▶ **Exercise description**
Extract each line where the string "frac" shows up.

▶ **Data in this exercise**

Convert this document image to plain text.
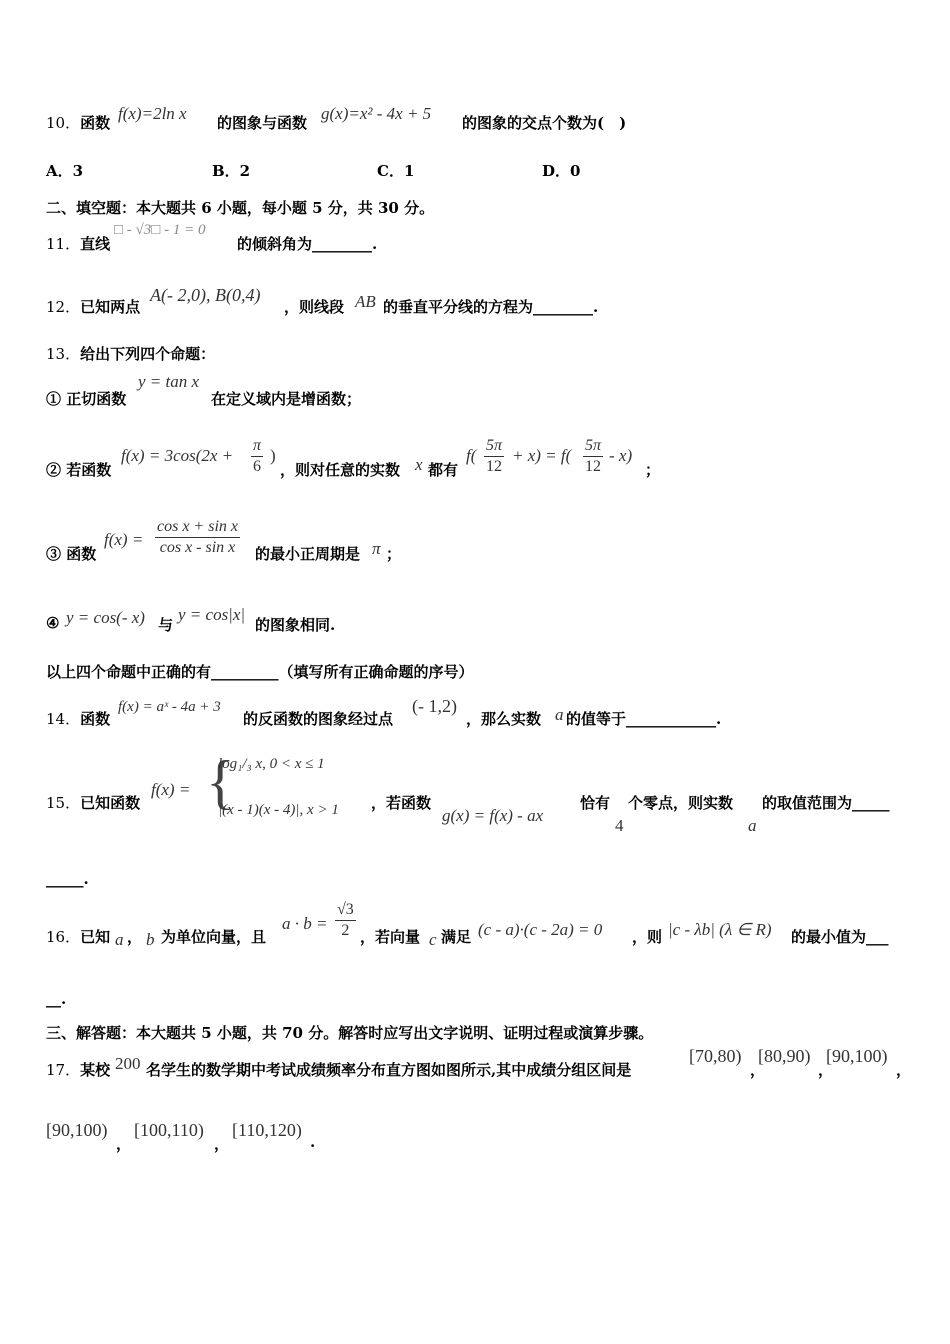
10．函数 f(x)=2ln x 的图象与函数 g(x)=x² - 4x + 5 的图象的交点个数为(　)
A．3	B．2	C．1	D．0
二、填空题：本大题共 6 小题，每小题 5 分，共 30 分。
11．直线
□ - √3□ - 1 = 0
的倾斜角为________.
12．已知两点
A(- 2,0), B(0,4)
，则线段 AB 的垂直平分线的方程为________.
13．给出下列四个命题：
① 正切函数
y = tan x
在定义域内是增函数；
② 若函数
$f(x) = 3\cos(2x + \frac{\pi}{6}$ )
，则对任意的实数 x 都有
$f( \frac{5\pi}{12} + x) = f( \frac{5\pi}{12} - x)$
；
③ 函数
$f(x) = \frac{\text{cos x + sin x}}{\text{cos x - sin x}}$ 的最小正周期是 π ；
④ y = cos(- x) 与
y = cos|x|
的图象相同.
以上四个命题中正确的有_________（填写所有正确命题的序号）
14．函数
f(x) = aˣ - 4a + 3
的反函数的图象经过点
(- 1,2)
，那么实数 a 的值等于____________.
15．已知函数
f(x) = {
log₁/₃ x, 0 < x ≤ 1
|(x - 1)(x - 4)|, x > 1 ，若函数
g(x) = f(x) - ax
恰有
4
个零点，则实数
a
的取值范围为_____
_____.
16．已知 a ， b 为单位向量，且
$a \cdot b = \frac{√3}{2}$ ，若向量 c 满足 (c - a)·(c - 2a) = 0 ，则 |c - λb| (λ ∈ R) 的最小值为___
__.
三、解答题：本大题共 5 小题，共 70 分。解答时应写出文字说明、证明过程或演算步骤。
17．某校 200 名学生的数学期中考试成绩频率分布直方图如图所示,其中成绩分组区间是
[70,80)
，
[80,90)
，
[90,100)
，
[90,100)
，
[100,110)
，
[110,120)
.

▶ **Answer**
$f(x) = 3\cos(2x + \frac{\pi}{6}$ )
$f( \frac{5\pi}{12} + x) = f( \frac{5\pi}{12} - x)$
$f(x) = \frac{\text{cos x + sin x}}{\text{cos x - sin x}}$ 的最小正周期是 π ；
$a \cdot b = \frac{√3}{2}$ ，若向量 c 满足 (c - a)·(c - 2a) = 0 ，则 |c - λb| (λ ∈ R) 的最小值为___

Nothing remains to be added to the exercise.